* _SET TASK_
Go through the records underneath and write each one out again exactly.

---------- DATA TO USE ----------

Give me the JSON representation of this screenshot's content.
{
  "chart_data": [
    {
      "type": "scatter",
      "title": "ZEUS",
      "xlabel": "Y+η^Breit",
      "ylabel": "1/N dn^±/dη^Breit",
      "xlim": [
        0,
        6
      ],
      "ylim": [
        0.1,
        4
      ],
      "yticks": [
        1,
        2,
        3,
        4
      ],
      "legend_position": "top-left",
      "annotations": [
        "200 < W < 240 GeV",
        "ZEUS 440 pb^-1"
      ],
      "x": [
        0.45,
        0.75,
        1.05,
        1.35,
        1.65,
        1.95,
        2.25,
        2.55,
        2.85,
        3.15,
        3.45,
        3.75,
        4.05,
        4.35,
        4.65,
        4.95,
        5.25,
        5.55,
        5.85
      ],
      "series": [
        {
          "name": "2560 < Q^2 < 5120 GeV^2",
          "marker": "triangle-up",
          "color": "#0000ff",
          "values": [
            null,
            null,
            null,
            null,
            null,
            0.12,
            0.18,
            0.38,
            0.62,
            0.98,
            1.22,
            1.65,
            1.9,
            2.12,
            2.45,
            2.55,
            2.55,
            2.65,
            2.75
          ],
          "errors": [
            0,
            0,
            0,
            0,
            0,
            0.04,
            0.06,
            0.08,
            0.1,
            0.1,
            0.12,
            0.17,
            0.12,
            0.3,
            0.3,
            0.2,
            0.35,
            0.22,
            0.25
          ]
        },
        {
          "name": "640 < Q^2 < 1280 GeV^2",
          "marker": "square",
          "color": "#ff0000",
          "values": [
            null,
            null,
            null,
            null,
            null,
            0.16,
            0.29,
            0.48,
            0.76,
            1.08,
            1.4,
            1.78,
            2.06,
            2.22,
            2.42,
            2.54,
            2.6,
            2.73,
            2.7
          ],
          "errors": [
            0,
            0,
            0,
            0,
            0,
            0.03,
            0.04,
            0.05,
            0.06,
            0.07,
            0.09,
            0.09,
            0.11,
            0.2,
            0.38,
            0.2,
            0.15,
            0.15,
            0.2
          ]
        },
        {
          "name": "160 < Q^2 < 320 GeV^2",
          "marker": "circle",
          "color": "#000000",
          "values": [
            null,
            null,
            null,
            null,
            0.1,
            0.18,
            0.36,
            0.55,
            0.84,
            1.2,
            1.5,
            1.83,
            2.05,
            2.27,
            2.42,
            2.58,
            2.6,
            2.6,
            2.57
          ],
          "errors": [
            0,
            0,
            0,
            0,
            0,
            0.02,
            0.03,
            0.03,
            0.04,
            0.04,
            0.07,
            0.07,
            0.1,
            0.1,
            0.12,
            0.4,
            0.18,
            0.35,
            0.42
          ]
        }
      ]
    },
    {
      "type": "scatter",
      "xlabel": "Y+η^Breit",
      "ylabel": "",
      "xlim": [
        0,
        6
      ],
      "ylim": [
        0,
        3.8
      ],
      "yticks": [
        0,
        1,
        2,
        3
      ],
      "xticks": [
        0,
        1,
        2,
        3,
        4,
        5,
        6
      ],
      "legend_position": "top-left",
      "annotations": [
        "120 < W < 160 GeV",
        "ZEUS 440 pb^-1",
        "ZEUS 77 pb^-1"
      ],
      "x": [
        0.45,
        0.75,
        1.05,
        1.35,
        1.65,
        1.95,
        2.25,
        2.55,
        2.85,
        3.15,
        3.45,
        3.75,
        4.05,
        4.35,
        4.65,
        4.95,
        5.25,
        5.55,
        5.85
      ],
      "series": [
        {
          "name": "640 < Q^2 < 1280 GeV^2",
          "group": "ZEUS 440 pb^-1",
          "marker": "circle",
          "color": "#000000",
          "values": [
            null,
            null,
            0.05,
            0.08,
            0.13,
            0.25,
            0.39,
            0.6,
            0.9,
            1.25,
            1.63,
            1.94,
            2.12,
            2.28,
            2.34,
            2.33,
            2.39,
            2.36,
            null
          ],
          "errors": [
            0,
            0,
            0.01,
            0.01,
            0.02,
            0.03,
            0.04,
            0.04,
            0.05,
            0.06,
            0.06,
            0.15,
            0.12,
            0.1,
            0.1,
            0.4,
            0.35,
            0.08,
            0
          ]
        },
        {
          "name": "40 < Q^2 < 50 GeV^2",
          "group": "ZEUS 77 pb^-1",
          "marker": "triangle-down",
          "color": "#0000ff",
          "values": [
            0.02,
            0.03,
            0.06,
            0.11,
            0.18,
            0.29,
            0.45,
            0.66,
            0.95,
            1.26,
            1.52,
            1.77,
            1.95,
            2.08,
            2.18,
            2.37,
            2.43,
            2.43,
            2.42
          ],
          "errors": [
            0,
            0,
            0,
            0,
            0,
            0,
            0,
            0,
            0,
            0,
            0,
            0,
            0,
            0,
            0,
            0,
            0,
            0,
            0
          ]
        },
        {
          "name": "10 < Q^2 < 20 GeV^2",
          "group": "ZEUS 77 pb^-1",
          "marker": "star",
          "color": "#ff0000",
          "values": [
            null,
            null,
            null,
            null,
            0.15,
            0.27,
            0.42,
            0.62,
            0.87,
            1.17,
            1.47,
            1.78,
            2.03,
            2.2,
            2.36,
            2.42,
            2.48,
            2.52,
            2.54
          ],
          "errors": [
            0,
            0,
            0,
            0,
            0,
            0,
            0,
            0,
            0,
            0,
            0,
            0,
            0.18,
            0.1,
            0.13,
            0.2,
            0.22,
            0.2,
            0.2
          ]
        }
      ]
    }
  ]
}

----------

* _WORKED ANSWER_
Give me the JSON representation of this screenshot's content.
{
  "chart_data": [
    {
      "type": "scatter",
      "title": "ZEUS",
      "xlabel": "Y+η^Breit",
      "ylabel": "1/N dn^±/dη^Breit",
      "xlim": [
        0,
        6
      ],
      "ylim": [
        0.1,
        4
      ],
      "yticks": [
        1,
        2,
        3,
        4
      ],
      "legend_position": "top-left",
      "annotations": [
        "200 < W < 240 GeV",
        "ZEUS 440 pb^-1"
      ],
      "x": [
        0.45,
        0.75,
        1.05,
        1.35,
        1.65,
        1.95,
        2.25,
        2.55,
        2.85,
        3.15,
        3.45,
        3.75,
        4.05,
        4.35,
        4.65,
        4.95,
        5.25,
        5.55,
        5.85
      ],
      "series": [
        {
          "name": "2560 < Q^2 < 5120 GeV^2",
          "marker": "triangle-up",
          "color": "#0000ff",
          "values": [
            null,
            null,
            null,
            null,
            null,
            0.12,
            0.18,
            0.38,
            0.62,
            0.98,
            1.22,
            1.65,
            1.9,
            2.12,
            2.45,
            2.55,
            2.55,
            2.65,
            2.75
          ],
          "errors": [
            0,
            0,
            0,
            0,
            0,
            0.04,
            0.06,
            0.08,
            0.1,
            0.1,
            0.12,
            0.17,
            0.12,
            0.3,
            0.3,
            0.2,
            0.35,
            0.22,
            0.25
          ]
        },
        {
          "name": "640 < Q^2 < 1280 GeV^2",
          "marker": "square",
          "color": "#ff0000",
          "values": [
            null,
            null,
            null,
            null,
            null,
            0.16,
            0.29,
            0.48,
            0.76,
            1.08,
            1.4,
            1.78,
            2.06,
            2.22,
            2.42,
            2.54,
            2.6,
            2.73,
            2.7
          ],
          "errors": [
            0,
            0,
            0,
            0,
            0,
            0.03,
            0.04,
            0.05,
            0.06,
            0.07,
            0.09,
            0.09,
            0.11,
            0.2,
            0.38,
            0.2,
            0.15,
            0.15,
            0.2
          ]
        },
        {
          "name": "160 < Q^2 < 320 GeV^2",
          "marker": "circle",
          "color": "#000000",
          "values": [
            null,
            null,
            null,
            null,
            0.1,
            0.18,
            0.36,
            0.55,
            0.84,
            1.2,
            1.5,
            1.83,
            2.05,
            2.27,
            2.42,
            2.58,
            2.6,
            2.6,
            2.57
          ],
          "errors": [
            0,
            0,
            0,
            0,
            0,
            0.02,
            0.03,
            0.03,
            0.04,
            0.04,
            0.07,
            0.07,
            0.1,
            0.1,
            0.12,
            0.4,
            0.18,
            0.35,
            0.42
          ]
        }
      ]
    },
    {
      "type": "scatter",
      "xlabel": "Y+η^Breit",
      "ylabel": "",
      "xlim": [
        0,
        6
      ],
      "ylim": [
        0,
        3.8
      ],
      "yticks": [
        0,
        1,
        2,
        3
      ],
      "xticks": [
        0,
        1,
        2,
        3,
        4,
        5,
        6
      ],
      "legend_position": "top-left",
      "annotations": [
        "120 < W < 160 GeV",
        "ZEUS 440 pb^-1",
        "ZEUS 77 pb^-1"
      ],
      "x": [
        0.45,
        0.75,
        1.05,
        1.35,
        1.65,
        1.95,
        2.25,
        2.55,
        2.85,
        3.15,
        3.45,
        3.75,
        4.05,
        4.35,
        4.65,
        4.95,
        5.25,
        5.55,
        5.85
      ],
      "series": [
        {
          "name": "640 < Q^2 < 1280 GeV^2",
          "group": "ZEUS 440 pb^-1",
          "marker": "circle",
          "color": "#000000",
          "values": [
            null,
            null,
            0.05,
            0.08,
            0.13,
            0.25,
            0.39,
            0.6,
            0.9,
            1.25,
            1.63,
            1.94,
            2.12,
            2.28,
            2.34,
            2.33,
            2.39,
            2.36,
            null
          ],
          "errors": [
            0,
            0,
            0.01,
            0.01,
            0.02,
            0.03,
            0.04,
            0.04,
            0.05,
            0.06,
            0.06,
            0.15,
            0.12,
            0.1,
            0.1,
            0.4,
            0.35,
            0.08,
            0
          ]
        },
        {
          "name": "40 < Q^2 < 50 GeV^2",
          "group": "ZEUS 77 pb^-1",
          "marker": "triangle-down",
          "color": "#0000ff",
          "values": [
            0.02,
            0.03,
            0.06,
            0.11,
            0.18,
            0.29,
            0.45,
            0.66,
            0.95,
            1.26,
            1.52,
            1.77,
            1.95,
            2.08,
            2.18,
            2.37,
            2.43,
            2.43,
            2.42
          ],
          "errors": [
            0,
            0,
            0,
            0,
            0,
            0,
            0,
            0,
            0,
            0,
            0,
            0,
            0,
            0,
            0,
            0,
            0,
            0,
            0
          ]
        },
        {
          "name": "10 < Q^2 < 20 GeV^2",
          "group": "ZEUS 77 pb^-1",
          "marker": "star",
          "color": "#ff0000",
          "values": [
            null,
            null,
            null,
            null,
            0.15,
            0.27,
            0.42,
            0.62,
            0.87,
            1.17,
            1.47,
            1.78,
            2.03,
            2.2,
            2.36,
            2.42,
            2.48,
            2.52,
            2.54
          ],
          "errors": [
            0,
            0,
            0,
            0,
            0,
            0,
            0,
            0,
            0,
            0,
            0,
            0,
            0.18,
            0.1,
            0.13,
            0.2,
            0.22,
            0.2,
            0.2
          ]
        }
      ]
    }
  ]
}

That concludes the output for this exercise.